-- Short exercise --
Read the entries below and pull out each line with the string "true".

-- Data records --
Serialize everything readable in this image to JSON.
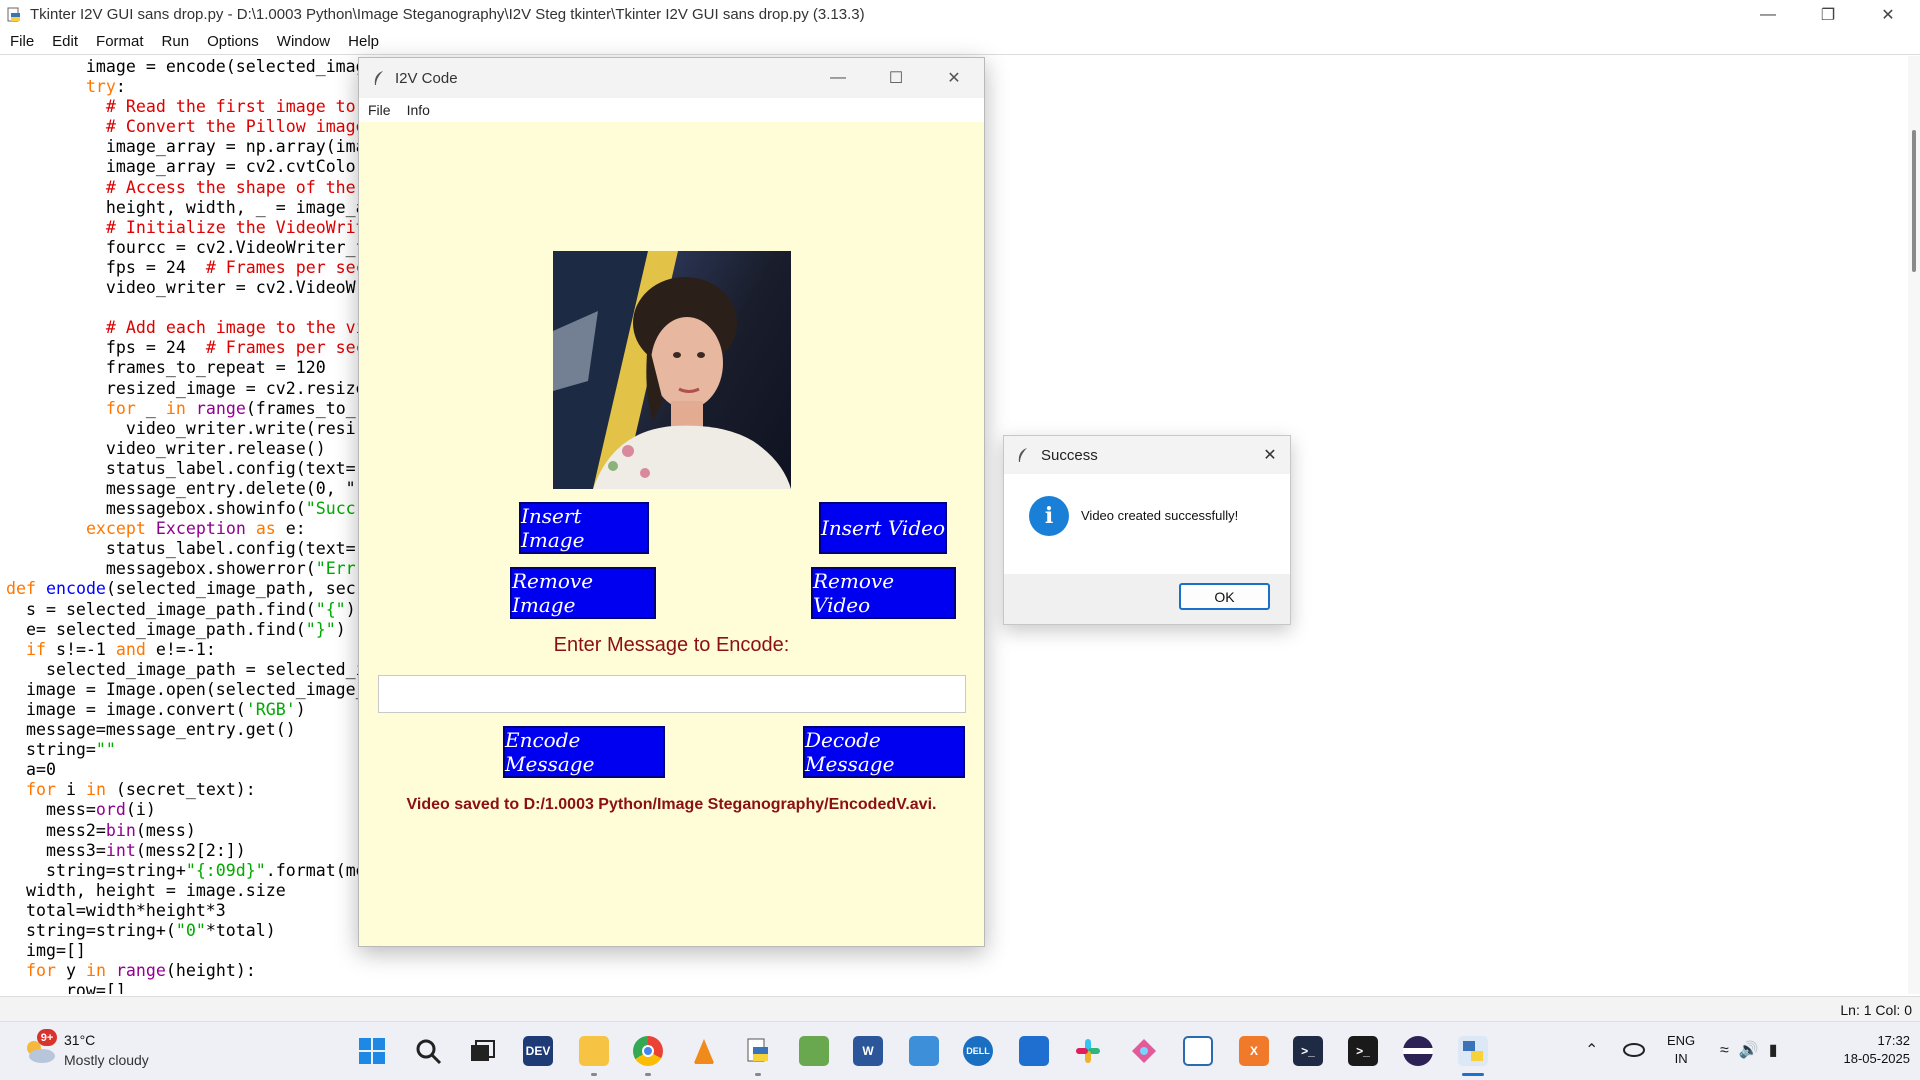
{
  "idle": {
    "title": "Tkinter I2V GUI sans drop.py - D:\\1.0003 Python\\Image Steganography\\I2V Steg tkinter\\Tkinter I2V GUI sans drop.py (3.13.3)",
    "menu": [
      "File",
      "Edit",
      "Format",
      "Run",
      "Options",
      "Window",
      "Help"
    ],
    "status_position": "Ln: 1   Col: 0"
  },
  "app": {
    "title": "I2V Code",
    "menu": [
      "File",
      "Info"
    ],
    "buttons": {
      "insert_image": "Insert Image",
      "insert_video": "Insert Video",
      "remove_image": "Remove Image",
      "remove_video": "Remove Video",
      "encode_message": "Encode Message",
      "decode_message": "Decode Message"
    },
    "prompt_label": "Enter Message to Encode:",
    "message_entry_value": "",
    "status_label": "Video saved to D:/1.0003 Python/Image  Steganography/EncodedV.avi."
  },
  "dialog": {
    "title": "Success",
    "message": "Video created successfully!",
    "ok_label": "OK",
    "icon": "info-icon"
  },
  "taskbar": {
    "weather_badge": "9+",
    "weather_temp": "31°C",
    "weather_desc": "Mostly cloudy",
    "lang_line1": "ENG",
    "lang_line2": "IN",
    "time": "17:32",
    "date": "18-05-2025",
    "apps": [
      "windows-start",
      "search",
      "task-view",
      "dev-home",
      "file-explorer",
      "chrome",
      "vlc",
      "python-idle",
      "image-viewer",
      "word",
      "notepad",
      "dell",
      "store",
      "slack",
      "git",
      "window-app",
      "xampp",
      "powershell",
      "terminal",
      "eclipse",
      "python-app"
    ]
  }
}
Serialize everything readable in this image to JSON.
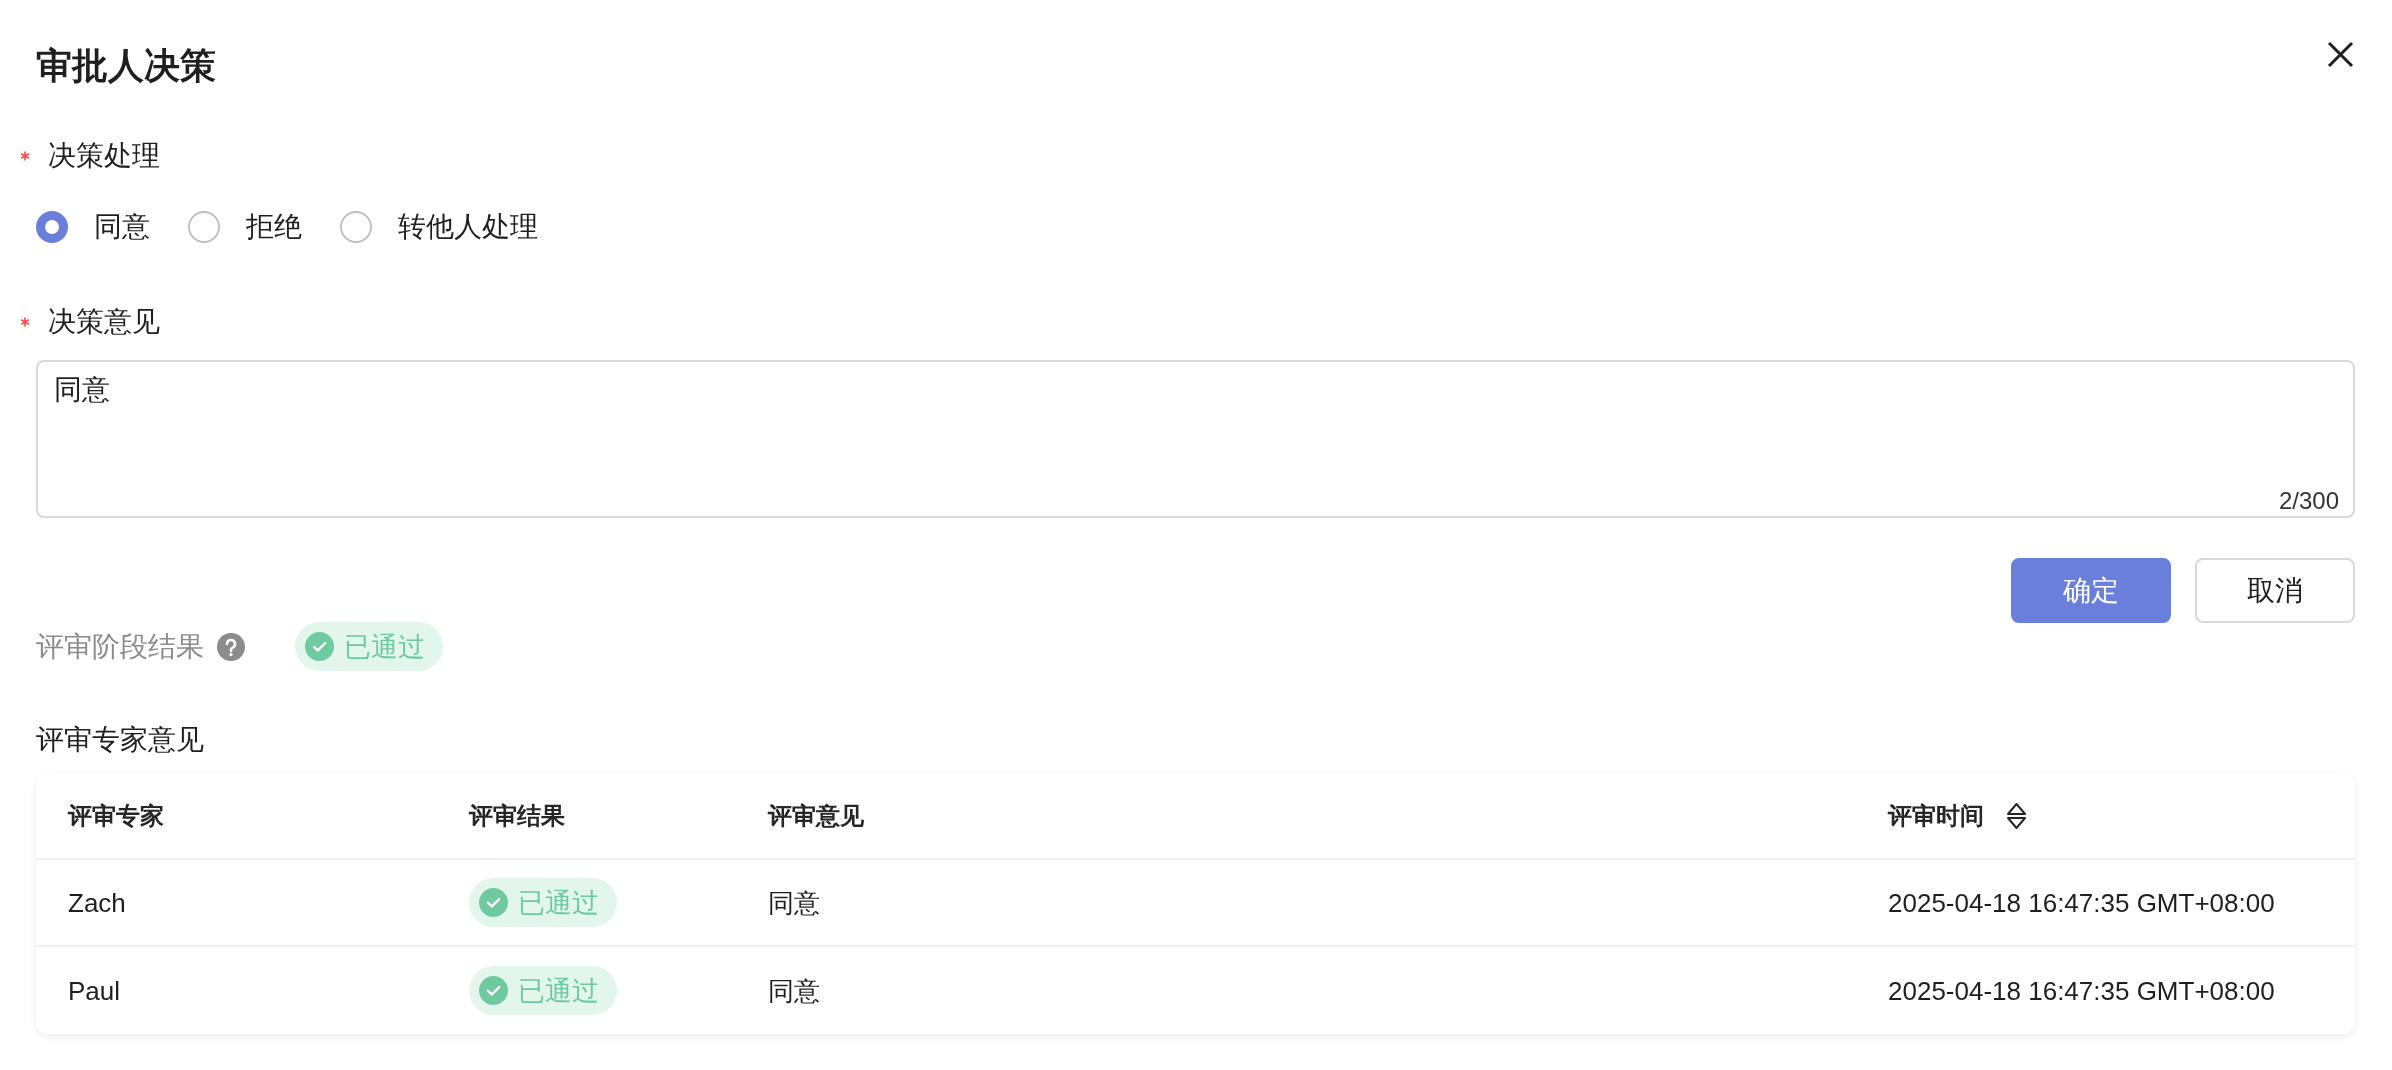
{
  "dialog": {
    "title": "审批人决策"
  },
  "decision": {
    "label": "决策处理",
    "required": true,
    "options": [
      {
        "label": "同意",
        "selected": true
      },
      {
        "label": "拒绝",
        "selected": false
      },
      {
        "label": "转他人处理",
        "selected": false
      }
    ]
  },
  "opinion": {
    "label": "决策意见",
    "required": true,
    "value": "同意",
    "counter": "2/300"
  },
  "buttons": [
    {
      "label": "确定",
      "kind": "primary"
    },
    {
      "label": "取消",
      "kind": "default"
    }
  ],
  "stage_result": {
    "label": "评审阶段结果",
    "status": "已通过"
  },
  "expert_opinions": {
    "title": "评审专家意见",
    "table": {
      "columns": [
        {
          "label": "评审专家",
          "kind": "text",
          "sortable": false
        },
        {
          "label": "评审结果",
          "kind": "status",
          "sortable": false
        },
        {
          "label": "评审意见",
          "kind": "text",
          "sortable": false
        },
        {
          "label": "评审时间",
          "kind": "text",
          "sortable": true
        }
      ],
      "rows": [
        {
          "cells": [
            "Zach",
            "已通过",
            "同意",
            "2025-04-18 16:47:35 GMT+08:00"
          ]
        },
        {
          "cells": [
            "Paul",
            "已通过",
            "同意",
            "2025-04-18 16:47:35 GMT+08:00"
          ]
        }
      ]
    }
  }
}
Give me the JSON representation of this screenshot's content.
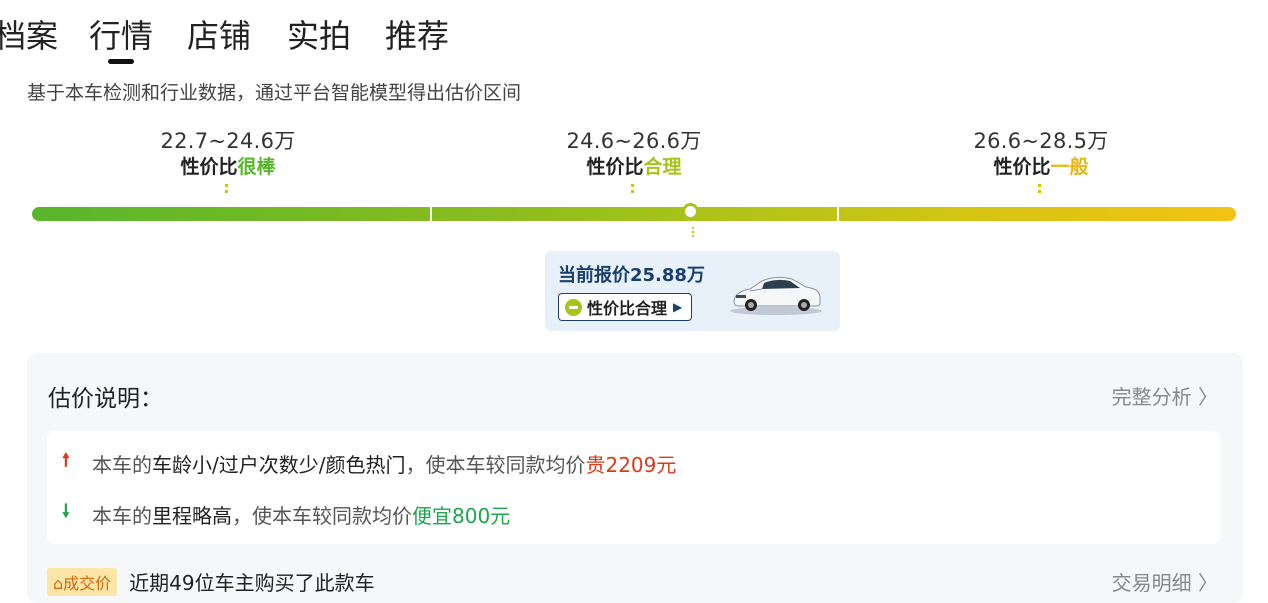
{
  "tabs": [
    "档案",
    "行情",
    "店铺",
    "实拍",
    "推荐"
  ],
  "active_tab": "行情",
  "subtitle": "基于本车检测和行业数据，通过平台智能模型得出估价区间",
  "segments": [
    {
      "range": "22.7~24.6万",
      "prefix": "性价比",
      "grade": "很棒",
      "color": "#58b62c"
    },
    {
      "range": "24.6~26.6万",
      "prefix": "性价比",
      "grade": "合理",
      "color": "#a8c41c"
    },
    {
      "range": "26.6~28.5万",
      "prefix": "性价比",
      "grade": "一般",
      "color": "#e8b810"
    }
  ],
  "current_price": {
    "text": "当前报价25.88万",
    "button": "性价比合理",
    "button_icon": "smile-icon",
    "arrow_icon": "triangle-right-icon"
  },
  "explanation": {
    "title": "估价说明：",
    "link": "完整分析 〉",
    "reasons": [
      {
        "direction": "up",
        "lead": "本车的",
        "factor": "车龄小/过户次数少/颜色热门",
        "mid": "，使本车较同款均价",
        "result": "贵2209元"
      },
      {
        "direction": "down",
        "lead": "本车的",
        "factor": "里程略高",
        "mid": "，使本车较同款均价",
        "result": "便宜800元"
      }
    ],
    "deal_badge": "成交价",
    "deal_text": "近期49位车主购买了此款车",
    "deal_link": "交易明细 〉"
  }
}
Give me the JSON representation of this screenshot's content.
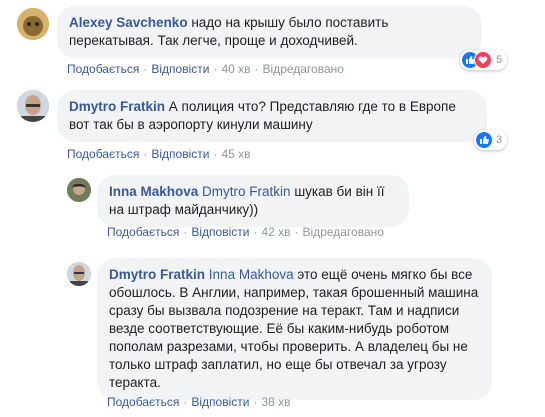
{
  "colors": {
    "author": "#385898",
    "bubble": "#f2f3f5",
    "meta": "#90949c",
    "like": "#1877f2",
    "love": "#f33e58"
  },
  "comments": [
    {
      "author": "Alexey Savchenko",
      "text": "надо на крышу было поставить перекатывая. Так легче, проще и доходчивей.",
      "actions": {
        "like": "Подобається",
        "reply": "Відповісти",
        "time": "40 хв",
        "edited": "Відредаговано"
      },
      "reactions": {
        "count": "5",
        "icons": [
          "like-icon",
          "love-icon"
        ]
      }
    },
    {
      "author": "Dmytro Fratkin",
      "text": "А полиция что? Представляю где то в Европе вот так бы в аэропорту кинули машину",
      "actions": {
        "like": "Подобається",
        "reply": "Відповісти",
        "time": "45 хв"
      },
      "reactions": {
        "count": "3",
        "icons": [
          "like-icon"
        ]
      }
    },
    {
      "author": "Inna Makhova",
      "mention": "Dmytro Fratkin",
      "text": "шукав би він її на штраф майданчику))",
      "actions": {
        "like": "Подобається",
        "reply": "Відповісти",
        "time": "42 хв",
        "edited": "Відредаговано"
      }
    },
    {
      "author": "Dmytro Fratkin",
      "mention": "Inna Makhova",
      "text": "это ещё очень мягко бы все обошлось. В Англии, например, такая брошенный машина сразу бы вызвала подозрение на теракт. Там и надписи везде соответствующие. Её бы каким-нибудь роботом пополам разрезами, чтобы проверить. А владелец бы не только штраф заплатил, но еще бы отвечал за угрозу теракта.",
      "actions": {
        "like": "Подобається",
        "reply": "Відповісти",
        "time": "38 хв"
      }
    }
  ]
}
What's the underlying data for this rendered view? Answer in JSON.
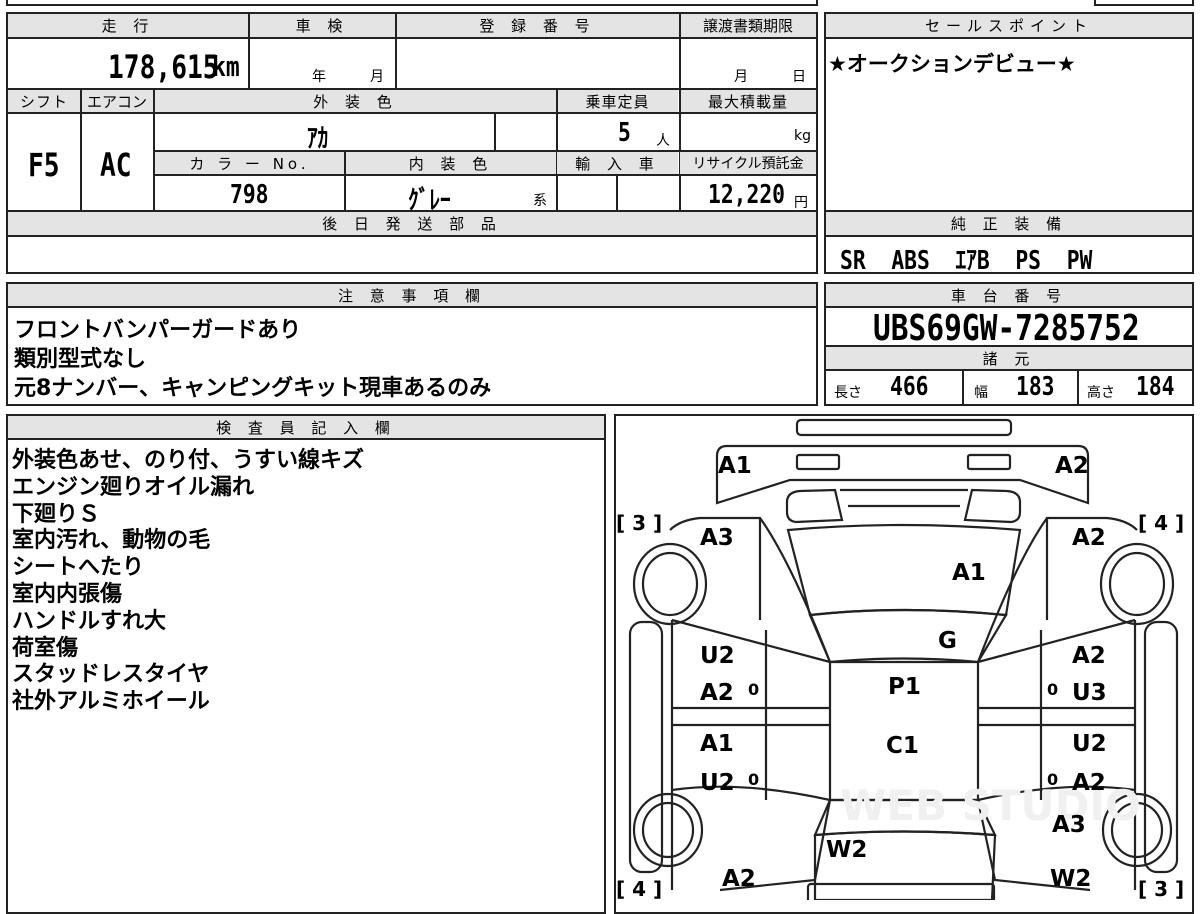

-- Answer to this problem --
    "required": true,
        "selected": true
    "required": true,
          "sortable": true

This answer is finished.